Start

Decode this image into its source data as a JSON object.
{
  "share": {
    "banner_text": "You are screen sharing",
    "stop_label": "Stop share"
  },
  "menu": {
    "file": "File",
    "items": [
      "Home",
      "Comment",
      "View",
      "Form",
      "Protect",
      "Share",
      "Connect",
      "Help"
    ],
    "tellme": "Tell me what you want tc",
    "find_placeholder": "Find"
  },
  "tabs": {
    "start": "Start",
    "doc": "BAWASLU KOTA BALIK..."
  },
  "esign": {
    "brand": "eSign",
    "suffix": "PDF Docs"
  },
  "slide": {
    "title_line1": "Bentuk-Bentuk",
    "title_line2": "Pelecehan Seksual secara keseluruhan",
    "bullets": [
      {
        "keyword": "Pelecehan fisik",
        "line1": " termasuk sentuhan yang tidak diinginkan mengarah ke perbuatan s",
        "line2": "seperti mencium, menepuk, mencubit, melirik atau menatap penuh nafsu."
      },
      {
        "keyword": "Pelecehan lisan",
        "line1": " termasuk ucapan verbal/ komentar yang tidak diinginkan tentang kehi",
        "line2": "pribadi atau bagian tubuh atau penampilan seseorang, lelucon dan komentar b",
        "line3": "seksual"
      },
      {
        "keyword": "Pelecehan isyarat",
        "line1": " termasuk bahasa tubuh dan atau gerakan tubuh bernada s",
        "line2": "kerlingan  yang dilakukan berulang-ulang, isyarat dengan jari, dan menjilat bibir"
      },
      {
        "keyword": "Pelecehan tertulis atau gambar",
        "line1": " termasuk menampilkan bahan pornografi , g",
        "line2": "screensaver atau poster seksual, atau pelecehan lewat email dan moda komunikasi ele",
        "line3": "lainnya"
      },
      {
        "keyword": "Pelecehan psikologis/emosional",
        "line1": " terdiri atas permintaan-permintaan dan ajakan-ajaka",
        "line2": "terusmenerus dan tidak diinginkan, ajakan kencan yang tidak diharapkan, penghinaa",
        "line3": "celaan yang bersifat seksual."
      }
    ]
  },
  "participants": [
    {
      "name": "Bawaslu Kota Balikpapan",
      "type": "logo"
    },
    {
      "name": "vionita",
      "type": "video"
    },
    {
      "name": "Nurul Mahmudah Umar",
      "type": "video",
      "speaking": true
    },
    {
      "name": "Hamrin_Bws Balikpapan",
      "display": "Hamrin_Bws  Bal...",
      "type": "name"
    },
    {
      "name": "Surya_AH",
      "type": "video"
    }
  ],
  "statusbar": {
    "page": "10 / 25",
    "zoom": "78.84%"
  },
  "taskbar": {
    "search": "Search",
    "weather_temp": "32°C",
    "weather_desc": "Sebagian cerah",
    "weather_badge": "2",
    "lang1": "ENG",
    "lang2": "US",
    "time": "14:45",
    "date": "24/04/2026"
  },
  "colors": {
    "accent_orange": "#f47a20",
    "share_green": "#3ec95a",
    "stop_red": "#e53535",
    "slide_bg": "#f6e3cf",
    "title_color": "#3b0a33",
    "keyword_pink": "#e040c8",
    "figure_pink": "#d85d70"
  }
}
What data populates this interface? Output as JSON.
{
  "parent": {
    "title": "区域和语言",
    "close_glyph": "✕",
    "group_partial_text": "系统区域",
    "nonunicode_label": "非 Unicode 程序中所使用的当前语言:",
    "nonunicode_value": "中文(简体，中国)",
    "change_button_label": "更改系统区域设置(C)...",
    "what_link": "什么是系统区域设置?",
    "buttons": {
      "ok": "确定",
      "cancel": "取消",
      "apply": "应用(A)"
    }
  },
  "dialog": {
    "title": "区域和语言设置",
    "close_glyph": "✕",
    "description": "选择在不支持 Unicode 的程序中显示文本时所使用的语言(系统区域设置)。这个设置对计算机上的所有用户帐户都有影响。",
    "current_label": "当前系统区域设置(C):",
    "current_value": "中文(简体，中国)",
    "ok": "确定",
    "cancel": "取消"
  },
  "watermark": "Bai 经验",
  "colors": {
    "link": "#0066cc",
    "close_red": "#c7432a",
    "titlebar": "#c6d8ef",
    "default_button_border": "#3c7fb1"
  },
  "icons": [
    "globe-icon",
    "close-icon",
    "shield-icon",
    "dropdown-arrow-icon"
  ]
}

End

**What to produce**
Copy out each line of the data containing the string "komentar".

**Exercise solution**
        "line1": " termasuk ucapan verbal/ komentar yang tidak diinginkan tentang kehi",
        "line2": "pribadi atau bagian tubuh atau penampilan seseorang, lelucon dan komentar b",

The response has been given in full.